-- Start Dataset records --

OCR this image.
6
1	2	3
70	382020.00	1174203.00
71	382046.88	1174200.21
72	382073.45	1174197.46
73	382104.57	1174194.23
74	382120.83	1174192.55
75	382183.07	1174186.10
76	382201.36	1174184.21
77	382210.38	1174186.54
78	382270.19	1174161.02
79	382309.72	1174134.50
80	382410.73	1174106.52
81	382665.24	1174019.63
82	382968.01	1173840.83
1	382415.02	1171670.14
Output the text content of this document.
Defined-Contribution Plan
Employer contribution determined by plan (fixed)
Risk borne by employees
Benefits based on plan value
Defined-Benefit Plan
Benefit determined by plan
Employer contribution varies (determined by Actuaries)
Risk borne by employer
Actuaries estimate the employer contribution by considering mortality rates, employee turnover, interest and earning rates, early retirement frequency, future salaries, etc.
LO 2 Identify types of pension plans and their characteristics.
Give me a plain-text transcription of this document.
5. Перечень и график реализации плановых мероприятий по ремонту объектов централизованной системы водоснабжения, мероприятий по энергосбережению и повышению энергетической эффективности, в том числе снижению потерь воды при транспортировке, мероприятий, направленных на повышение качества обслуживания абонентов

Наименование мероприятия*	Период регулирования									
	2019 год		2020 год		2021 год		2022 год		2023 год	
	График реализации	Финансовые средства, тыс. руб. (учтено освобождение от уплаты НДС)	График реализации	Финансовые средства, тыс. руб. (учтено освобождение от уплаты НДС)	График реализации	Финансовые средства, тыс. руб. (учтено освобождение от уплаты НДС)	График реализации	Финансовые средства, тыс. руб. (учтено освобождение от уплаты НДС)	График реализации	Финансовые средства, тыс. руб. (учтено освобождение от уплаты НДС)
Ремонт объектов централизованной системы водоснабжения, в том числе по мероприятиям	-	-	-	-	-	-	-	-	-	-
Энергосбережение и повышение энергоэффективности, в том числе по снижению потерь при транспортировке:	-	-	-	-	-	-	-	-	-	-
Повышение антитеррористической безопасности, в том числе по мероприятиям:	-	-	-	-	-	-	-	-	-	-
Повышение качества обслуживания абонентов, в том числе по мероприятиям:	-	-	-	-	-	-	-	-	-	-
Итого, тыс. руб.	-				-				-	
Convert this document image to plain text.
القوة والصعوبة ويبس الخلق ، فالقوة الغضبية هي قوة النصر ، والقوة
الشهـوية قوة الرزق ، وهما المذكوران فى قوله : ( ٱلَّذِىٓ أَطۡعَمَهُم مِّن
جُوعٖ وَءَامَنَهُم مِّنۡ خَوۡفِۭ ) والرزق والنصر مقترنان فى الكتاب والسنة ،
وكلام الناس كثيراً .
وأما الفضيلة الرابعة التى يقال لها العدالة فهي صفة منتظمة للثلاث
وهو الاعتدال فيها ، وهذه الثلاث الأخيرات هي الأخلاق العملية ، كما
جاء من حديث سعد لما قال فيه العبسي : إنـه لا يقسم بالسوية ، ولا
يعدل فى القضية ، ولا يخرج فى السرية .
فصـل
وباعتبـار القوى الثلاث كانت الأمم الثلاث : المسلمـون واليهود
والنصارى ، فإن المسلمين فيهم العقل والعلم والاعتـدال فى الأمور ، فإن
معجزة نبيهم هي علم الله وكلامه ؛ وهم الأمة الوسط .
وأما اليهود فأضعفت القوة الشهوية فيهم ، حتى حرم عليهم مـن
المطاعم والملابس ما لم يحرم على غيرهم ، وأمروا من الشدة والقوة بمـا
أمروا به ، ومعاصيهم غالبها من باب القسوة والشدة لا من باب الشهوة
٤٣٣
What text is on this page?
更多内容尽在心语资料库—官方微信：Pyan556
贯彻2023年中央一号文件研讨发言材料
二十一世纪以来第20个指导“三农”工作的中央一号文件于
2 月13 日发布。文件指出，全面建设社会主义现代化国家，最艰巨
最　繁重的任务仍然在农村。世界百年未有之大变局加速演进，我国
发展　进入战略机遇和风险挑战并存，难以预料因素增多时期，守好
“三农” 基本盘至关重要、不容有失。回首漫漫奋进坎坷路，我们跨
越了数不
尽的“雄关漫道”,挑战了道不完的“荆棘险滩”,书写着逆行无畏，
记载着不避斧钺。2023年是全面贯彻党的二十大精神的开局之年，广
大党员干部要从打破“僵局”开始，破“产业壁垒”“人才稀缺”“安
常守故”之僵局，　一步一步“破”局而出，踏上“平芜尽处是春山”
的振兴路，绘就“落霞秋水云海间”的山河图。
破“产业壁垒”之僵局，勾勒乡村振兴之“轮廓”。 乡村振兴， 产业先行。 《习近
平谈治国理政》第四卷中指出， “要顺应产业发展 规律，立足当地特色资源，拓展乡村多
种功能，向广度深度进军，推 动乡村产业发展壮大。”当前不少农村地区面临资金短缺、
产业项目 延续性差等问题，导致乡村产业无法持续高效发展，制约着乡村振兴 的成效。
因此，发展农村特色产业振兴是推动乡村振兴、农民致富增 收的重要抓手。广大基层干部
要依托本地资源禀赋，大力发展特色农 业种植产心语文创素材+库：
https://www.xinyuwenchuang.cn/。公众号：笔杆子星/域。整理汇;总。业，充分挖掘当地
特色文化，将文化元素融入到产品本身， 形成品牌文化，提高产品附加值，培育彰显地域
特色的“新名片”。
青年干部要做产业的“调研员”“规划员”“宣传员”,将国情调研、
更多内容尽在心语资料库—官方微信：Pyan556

-- End Dataset records --

▶ **Short problem**
Output an exact copy of each record.

▶ **Result**
OCR this image.
6
1	2	3
70	382020.00	1174203.00
71	382046.88	1174200.21
72	382073.45	1174197.46
73	382104.57	1174194.23
74	382120.83	1174192.55
75	382183.07	1174186.10
76	382201.36	1174184.21
77	382210.38	1174186.54
78	382270.19	1174161.02
79	382309.72	1174134.50
80	382410.73	1174106.52
81	382665.24	1174019.63
82	382968.01	1173840.83
1	382415.02	1171670.14
Output the text content of this document.
Defined-Contribution Plan
Employer contribution determined by plan (fixed)
Risk borne by employees
Benefits based on plan value
Defined-Benefit Plan
Benefit determined by plan
Employer contribution varies (determined by Actuaries)
Risk borne by employer
Actuaries estimate the employer contribution by considering mortality rates, employee turnover, interest and earning rates, early retirement frequency, future salaries, etc.
LO 2 Identify types of pension plans and their characteristics.
Give me a plain-text transcription of this document.
5. Перечень и график реализации плановых мероприятий по ремонту объектов централизованной системы водоснабжения, мероприятий по энергосбережению и повышению энергетической эффективности, в том числе снижению потерь воды при транспортировке, мероприятий, направленных на повышение качества обслуживания абонентов

Наименование мероприятия*	Период регулирования									
	2019 год		2020 год		2021 год		2022 год		2023 год	
	График реализации	Финансовые средства, тыс. руб. (учтено освобождение от уплаты НДС)	График реализации	Финансовые средства, тыс. руб. (учтено освобождение от уплаты НДС)	График реализации	Финансовые средства, тыс. руб. (учтено освобождение от уплаты НДС)	График реализации	Финансовые средства, тыс. руб. (учтено освобождение от уплаты НДС)	График реализации	Финансовые средства, тыс. руб. (учтено освобождение от уплаты НДС)
Ремонт объектов централизованной системы водоснабжения, в том числе по мероприятиям	-	-	-	-	-	-	-	-	-	-
Энергосбережение и повышение энергоэффективности, в том числе по снижению потерь при транспортировке:	-	-	-	-	-	-	-	-	-	-
Повышение антитеррористической безопасности, в том числе по мероприятиям:	-	-	-	-	-	-	-	-	-	-
Повышение качества обслуживания абонентов, в том числе по мероприятиям:	-	-	-	-	-	-	-	-	-	-
Итого, тыс. руб.	-				-				-	
Convert this document image to plain text.
القوة والصعوبة ويبس الخلق ، فالقوة الغضبية هي قوة النصر ، والقوة
الشهـوية قوة الرزق ، وهما المذكوران فى قوله : ( ٱلَّذِىٓ أَطۡعَمَهُم مِّن
جُوعٖ وَءَامَنَهُم مِّنۡ خَوۡفِۭ ) والرزق والنصر مقترنان فى الكتاب والسنة ،
وكلام الناس كثيراً .
وأما الفضيلة الرابعة التى يقال لها العدالة فهي صفة منتظمة للثلاث
وهو الاعتدال فيها ، وهذه الثلاث الأخيرات هي الأخلاق العملية ، كما
جاء من حديث سعد لما قال فيه العبسي : إنـه لا يقسم بالسوية ، ولا
يعدل فى القضية ، ولا يخرج فى السرية .
فصـل
وباعتبـار القوى الثلاث كانت الأمم الثلاث : المسلمـون واليهود
والنصارى ، فإن المسلمين فيهم العقل والعلم والاعتـدال فى الأمور ، فإن
معجزة نبيهم هي علم الله وكلامه ؛ وهم الأمة الوسط .
وأما اليهود فأضعفت القوة الشهوية فيهم ، حتى حرم عليهم مـن
المطاعم والملابس ما لم يحرم على غيرهم ، وأمروا من الشدة والقوة بمـا
أمروا به ، ومعاصيهم غالبها من باب القسوة والشدة لا من باب الشهوة
٤٣٣
What text is on this page?
更多内容尽在心语资料库—官方微信：Pyan556
贯彻2023年中央一号文件研讨发言材料
二十一世纪以来第20个指导“三农”工作的中央一号文件于
2 月13 日发布。文件指出，全面建设社会主义现代化国家，最艰巨
最　繁重的任务仍然在农村。世界百年未有之大变局加速演进，我国
发展　进入战略机遇和风险挑战并存，难以预料因素增多时期，守好
“三农” 基本盘至关重要、不容有失。回首漫漫奋进坎坷路，我们跨
越了数不
尽的“雄关漫道”,挑战了道不完的“荆棘险滩”,书写着逆行无畏，
记载着不避斧钺。2023年是全面贯彻党的二十大精神的开局之年，广
大党员干部要从打破“僵局”开始，破“产业壁垒”“人才稀缺”“安
常守故”之僵局，　一步一步“破”局而出，踏上“平芜尽处是春山”
的振兴路，绘就“落霞秋水云海间”的山河图。
破“产业壁垒”之僵局，勾勒乡村振兴之“轮廓”。 乡村振兴， 产业先行。 《习近
平谈治国理政》第四卷中指出， “要顺应产业发展 规律，立足当地特色资源，拓展乡村多
种功能，向广度深度进军，推 动乡村产业发展壮大。”当前不少农村地区面临资金短缺、
产业项目 延续性差等问题，导致乡村产业无法持续高效发展，制约着乡村振兴 的成效。
因此，发展农村特色产业振兴是推动乡村振兴、农民致富增 收的重要抓手。广大基层干部
要依托本地资源禀赋，大力发展特色农 业种植产心语文创素材+库：
https://www.xinyuwenchuang.cn/。公众号：笔杆子星/域。整理汇;总。业，充分挖掘当地
特色文化，将文化元素融入到产品本身， 形成品牌文化，提高产品附加值，培育彰显地域
特色的“新名片”。
青年干部要做产业的“调研员”“规划员”“宣传员”,将国情调研、
更多内容尽在心语资料库—官方微信：Pyan556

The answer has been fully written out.